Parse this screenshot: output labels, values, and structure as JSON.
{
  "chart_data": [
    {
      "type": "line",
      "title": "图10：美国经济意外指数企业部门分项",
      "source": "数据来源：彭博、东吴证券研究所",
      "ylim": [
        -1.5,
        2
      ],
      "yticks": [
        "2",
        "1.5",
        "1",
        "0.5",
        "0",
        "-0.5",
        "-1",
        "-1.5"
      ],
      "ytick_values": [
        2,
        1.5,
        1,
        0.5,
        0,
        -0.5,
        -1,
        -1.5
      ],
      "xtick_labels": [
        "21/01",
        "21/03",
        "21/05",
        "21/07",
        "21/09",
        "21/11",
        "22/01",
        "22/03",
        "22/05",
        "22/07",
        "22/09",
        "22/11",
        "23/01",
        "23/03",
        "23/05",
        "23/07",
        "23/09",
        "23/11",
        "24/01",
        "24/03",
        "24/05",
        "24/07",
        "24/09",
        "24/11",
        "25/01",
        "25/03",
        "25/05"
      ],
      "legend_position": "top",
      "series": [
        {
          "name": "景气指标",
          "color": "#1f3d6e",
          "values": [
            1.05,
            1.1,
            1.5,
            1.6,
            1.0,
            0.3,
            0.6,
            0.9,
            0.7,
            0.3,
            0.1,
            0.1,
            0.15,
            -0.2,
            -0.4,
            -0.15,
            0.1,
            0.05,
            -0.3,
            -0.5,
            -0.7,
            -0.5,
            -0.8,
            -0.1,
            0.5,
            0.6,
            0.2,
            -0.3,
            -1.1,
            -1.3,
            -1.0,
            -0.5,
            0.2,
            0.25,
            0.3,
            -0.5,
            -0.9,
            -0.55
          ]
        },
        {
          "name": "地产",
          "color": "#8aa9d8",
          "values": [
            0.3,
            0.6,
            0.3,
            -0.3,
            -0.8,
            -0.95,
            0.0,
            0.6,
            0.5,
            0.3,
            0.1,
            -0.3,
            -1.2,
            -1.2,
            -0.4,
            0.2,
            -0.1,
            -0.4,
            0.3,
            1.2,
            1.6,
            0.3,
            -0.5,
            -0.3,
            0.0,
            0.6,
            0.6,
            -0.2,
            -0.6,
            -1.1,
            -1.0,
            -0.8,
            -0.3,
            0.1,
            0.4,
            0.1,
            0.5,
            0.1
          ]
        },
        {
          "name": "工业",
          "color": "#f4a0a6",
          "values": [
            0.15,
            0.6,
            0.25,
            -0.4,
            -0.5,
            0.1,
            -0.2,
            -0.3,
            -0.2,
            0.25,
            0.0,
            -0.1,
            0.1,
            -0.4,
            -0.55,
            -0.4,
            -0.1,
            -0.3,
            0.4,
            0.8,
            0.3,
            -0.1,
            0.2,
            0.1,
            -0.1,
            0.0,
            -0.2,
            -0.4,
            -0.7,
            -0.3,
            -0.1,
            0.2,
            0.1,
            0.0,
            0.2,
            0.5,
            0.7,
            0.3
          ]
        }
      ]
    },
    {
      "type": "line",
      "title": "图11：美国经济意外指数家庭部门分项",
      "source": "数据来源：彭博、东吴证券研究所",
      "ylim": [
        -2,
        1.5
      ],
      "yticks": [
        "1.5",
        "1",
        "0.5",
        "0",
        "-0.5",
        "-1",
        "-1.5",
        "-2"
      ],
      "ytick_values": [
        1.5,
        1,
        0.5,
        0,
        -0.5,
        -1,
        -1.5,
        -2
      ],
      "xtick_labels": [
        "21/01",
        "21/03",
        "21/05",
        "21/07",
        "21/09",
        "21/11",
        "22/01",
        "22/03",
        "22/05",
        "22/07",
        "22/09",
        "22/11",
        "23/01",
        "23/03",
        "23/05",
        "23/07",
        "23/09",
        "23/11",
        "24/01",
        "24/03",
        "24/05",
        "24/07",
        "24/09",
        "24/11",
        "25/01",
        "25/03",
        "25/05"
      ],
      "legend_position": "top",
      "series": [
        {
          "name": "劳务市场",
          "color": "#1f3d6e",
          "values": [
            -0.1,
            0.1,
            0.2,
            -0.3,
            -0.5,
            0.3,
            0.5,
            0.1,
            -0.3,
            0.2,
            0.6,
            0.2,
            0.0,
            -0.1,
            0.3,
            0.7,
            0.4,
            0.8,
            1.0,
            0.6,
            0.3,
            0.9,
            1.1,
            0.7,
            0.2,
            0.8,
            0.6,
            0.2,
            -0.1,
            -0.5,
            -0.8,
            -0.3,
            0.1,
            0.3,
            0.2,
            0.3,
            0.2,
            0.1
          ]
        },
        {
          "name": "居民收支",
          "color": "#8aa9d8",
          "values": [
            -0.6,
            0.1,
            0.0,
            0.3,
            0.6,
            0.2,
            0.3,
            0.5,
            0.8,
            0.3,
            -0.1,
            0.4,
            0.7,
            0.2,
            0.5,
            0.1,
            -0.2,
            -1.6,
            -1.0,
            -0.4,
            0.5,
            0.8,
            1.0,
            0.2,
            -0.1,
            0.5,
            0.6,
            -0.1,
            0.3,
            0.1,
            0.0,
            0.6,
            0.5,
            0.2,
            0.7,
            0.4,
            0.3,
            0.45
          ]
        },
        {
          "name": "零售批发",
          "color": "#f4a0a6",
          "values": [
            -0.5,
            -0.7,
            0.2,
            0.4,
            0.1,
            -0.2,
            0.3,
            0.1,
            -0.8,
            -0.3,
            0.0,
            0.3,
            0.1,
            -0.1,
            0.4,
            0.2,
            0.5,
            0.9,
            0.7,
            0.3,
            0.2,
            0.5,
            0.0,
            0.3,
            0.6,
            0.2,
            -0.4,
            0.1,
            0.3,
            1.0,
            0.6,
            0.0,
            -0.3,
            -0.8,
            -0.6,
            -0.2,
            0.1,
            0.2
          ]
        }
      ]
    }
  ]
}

EXERCISE GOAL:
In the entries above, find each line with the word "title" and show it.

SOLUTION:
      "title": "图10：美国经济意外指数企业部门分项",
      "title": "图11：美国经济意外指数家庭部门分项",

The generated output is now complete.